What to work on:
Only the lines holding the string "нужд" are needed. Copy each one.
╭─ Data extract
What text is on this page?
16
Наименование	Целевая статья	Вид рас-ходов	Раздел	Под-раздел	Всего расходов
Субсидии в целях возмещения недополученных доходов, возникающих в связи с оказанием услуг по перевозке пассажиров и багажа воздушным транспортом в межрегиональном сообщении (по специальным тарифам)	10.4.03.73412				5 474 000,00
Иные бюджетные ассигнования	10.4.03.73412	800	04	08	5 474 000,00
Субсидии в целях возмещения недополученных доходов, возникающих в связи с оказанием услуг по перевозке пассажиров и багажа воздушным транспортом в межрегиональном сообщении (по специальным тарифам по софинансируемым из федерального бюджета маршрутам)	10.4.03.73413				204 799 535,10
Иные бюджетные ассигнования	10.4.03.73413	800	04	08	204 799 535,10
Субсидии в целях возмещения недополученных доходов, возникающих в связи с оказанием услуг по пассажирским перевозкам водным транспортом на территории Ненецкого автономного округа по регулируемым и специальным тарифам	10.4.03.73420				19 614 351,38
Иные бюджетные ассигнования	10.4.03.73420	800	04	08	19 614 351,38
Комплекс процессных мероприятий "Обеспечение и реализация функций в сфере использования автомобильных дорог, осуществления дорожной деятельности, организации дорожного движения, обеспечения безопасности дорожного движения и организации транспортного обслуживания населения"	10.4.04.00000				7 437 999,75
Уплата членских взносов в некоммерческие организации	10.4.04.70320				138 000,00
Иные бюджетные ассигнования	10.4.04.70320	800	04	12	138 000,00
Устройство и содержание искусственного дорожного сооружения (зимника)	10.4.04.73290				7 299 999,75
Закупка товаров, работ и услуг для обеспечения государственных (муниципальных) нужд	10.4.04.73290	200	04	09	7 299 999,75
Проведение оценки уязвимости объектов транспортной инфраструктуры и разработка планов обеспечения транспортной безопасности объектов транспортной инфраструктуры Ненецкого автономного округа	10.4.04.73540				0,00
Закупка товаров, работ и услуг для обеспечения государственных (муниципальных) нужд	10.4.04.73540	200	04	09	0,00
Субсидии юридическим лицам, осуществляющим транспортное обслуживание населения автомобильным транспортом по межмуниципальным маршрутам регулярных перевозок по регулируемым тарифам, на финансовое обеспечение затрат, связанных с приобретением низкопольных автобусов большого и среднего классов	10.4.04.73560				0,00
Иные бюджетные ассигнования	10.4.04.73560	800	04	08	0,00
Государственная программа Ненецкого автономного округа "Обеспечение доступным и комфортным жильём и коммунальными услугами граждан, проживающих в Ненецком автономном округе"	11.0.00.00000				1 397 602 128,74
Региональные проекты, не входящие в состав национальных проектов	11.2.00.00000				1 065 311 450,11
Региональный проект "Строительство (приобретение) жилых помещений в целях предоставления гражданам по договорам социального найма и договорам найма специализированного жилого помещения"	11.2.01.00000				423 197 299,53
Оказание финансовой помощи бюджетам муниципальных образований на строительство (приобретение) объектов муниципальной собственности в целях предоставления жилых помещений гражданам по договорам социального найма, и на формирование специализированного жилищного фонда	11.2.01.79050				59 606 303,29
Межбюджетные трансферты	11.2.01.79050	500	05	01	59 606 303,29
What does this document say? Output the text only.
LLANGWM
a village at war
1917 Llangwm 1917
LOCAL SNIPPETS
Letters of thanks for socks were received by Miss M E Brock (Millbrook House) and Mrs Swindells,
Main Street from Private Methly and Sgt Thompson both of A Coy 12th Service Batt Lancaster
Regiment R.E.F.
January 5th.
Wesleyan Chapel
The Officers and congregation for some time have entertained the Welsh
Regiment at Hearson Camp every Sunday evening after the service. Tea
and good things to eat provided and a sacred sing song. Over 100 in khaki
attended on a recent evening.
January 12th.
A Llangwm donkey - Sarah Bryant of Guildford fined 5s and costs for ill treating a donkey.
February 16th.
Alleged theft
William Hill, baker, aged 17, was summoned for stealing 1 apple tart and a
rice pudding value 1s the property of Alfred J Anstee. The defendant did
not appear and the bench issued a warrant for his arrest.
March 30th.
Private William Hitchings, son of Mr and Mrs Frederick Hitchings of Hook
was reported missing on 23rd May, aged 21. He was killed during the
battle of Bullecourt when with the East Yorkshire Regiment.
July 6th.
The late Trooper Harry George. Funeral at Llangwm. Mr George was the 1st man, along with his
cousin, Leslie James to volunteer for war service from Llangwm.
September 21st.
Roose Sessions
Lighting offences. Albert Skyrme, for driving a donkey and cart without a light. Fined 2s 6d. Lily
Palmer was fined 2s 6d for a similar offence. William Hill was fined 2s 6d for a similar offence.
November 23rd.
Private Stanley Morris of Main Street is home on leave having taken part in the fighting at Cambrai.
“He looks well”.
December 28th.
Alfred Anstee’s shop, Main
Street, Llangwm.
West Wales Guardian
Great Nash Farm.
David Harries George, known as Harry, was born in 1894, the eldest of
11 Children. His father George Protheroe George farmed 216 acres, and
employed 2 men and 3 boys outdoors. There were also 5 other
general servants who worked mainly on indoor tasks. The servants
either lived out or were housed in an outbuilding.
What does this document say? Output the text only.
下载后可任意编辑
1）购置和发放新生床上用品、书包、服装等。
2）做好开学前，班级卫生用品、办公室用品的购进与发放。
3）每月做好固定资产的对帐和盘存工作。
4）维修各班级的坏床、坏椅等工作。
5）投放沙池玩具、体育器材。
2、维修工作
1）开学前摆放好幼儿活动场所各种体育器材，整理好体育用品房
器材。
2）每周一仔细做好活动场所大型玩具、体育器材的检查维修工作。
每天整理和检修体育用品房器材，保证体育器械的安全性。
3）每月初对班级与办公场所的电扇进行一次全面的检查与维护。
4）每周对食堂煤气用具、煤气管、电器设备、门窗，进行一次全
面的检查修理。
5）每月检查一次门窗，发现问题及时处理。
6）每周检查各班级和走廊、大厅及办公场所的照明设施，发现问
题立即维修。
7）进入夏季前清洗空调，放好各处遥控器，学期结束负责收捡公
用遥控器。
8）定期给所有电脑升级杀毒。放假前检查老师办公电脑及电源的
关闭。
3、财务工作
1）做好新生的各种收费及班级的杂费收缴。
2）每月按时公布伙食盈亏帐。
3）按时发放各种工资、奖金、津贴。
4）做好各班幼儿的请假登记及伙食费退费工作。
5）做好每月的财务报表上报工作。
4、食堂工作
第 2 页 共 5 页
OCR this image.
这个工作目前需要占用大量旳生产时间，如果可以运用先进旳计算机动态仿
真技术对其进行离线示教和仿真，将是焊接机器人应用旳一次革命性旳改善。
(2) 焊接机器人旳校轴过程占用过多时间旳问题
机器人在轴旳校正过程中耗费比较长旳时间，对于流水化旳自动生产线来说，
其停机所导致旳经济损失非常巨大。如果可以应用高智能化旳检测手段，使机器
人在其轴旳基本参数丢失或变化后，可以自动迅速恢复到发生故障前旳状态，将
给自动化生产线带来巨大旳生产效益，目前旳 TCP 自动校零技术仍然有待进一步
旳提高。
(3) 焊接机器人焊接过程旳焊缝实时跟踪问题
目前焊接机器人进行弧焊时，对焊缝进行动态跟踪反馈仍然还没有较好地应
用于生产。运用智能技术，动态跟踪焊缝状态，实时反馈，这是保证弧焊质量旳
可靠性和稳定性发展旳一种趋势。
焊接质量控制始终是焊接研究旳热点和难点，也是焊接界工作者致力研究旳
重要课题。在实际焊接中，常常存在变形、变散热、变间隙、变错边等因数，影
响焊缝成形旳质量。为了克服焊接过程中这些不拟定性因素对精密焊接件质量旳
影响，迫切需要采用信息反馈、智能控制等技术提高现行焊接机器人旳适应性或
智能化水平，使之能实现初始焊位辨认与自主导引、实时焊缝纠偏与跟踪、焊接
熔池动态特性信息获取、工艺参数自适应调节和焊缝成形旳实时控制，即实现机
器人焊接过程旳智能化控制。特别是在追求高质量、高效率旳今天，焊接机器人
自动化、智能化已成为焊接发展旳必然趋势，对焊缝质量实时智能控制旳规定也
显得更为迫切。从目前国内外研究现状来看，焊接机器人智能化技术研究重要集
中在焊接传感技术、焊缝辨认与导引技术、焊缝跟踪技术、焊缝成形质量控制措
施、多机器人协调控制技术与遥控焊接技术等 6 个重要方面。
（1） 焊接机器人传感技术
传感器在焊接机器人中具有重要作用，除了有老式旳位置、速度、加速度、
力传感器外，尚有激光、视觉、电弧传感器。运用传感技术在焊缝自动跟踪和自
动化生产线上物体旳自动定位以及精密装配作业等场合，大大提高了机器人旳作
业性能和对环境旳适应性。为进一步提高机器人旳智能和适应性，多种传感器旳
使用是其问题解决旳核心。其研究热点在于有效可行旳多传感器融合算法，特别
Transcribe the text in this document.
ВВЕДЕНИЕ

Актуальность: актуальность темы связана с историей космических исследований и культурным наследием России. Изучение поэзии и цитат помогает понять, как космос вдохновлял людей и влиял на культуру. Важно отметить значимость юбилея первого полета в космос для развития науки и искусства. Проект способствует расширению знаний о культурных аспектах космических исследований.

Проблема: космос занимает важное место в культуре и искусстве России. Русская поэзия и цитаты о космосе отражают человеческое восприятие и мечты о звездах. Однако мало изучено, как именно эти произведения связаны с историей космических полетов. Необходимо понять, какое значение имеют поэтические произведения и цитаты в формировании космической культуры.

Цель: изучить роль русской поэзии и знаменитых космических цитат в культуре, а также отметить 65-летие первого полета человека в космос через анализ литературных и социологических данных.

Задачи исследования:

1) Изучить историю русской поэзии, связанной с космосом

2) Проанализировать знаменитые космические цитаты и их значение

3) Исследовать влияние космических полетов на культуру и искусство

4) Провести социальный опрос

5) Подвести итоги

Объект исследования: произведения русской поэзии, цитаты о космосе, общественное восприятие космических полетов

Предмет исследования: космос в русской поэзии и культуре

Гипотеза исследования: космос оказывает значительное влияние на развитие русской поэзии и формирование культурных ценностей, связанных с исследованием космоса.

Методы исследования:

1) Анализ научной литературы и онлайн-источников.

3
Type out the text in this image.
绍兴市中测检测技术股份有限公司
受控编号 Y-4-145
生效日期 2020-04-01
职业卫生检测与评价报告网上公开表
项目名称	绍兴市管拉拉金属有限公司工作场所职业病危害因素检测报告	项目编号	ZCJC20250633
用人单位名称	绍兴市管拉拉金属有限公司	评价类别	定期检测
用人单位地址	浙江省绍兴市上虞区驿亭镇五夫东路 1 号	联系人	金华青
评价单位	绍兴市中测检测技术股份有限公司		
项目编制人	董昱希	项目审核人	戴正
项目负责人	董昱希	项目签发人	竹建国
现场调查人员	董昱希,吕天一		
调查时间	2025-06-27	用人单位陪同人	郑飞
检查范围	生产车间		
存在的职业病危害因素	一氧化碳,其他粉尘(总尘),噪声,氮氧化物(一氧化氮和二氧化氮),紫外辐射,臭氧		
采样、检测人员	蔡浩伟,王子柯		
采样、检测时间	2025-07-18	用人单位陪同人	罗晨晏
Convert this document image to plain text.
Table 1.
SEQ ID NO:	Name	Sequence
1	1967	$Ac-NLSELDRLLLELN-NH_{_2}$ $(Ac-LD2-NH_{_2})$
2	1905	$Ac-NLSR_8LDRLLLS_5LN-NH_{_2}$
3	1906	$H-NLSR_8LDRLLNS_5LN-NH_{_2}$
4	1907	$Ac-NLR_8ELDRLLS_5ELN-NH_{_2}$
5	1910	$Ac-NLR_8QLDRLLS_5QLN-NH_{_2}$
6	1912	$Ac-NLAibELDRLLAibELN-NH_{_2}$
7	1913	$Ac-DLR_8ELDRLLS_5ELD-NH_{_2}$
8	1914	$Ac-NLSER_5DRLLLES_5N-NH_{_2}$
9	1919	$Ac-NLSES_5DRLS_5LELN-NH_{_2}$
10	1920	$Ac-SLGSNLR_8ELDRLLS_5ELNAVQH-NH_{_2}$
╰─
Output of the task:
Закупка товаров, работ и услуг для обеспечения государственных (муниципальных) нужд	10.4.04.73290	200	04	09	7 299 999,75
Закупка товаров, работ и услуг для обеспечения государственных (муниципальных) нужд	10.4.04.73540	200	04	09	0,00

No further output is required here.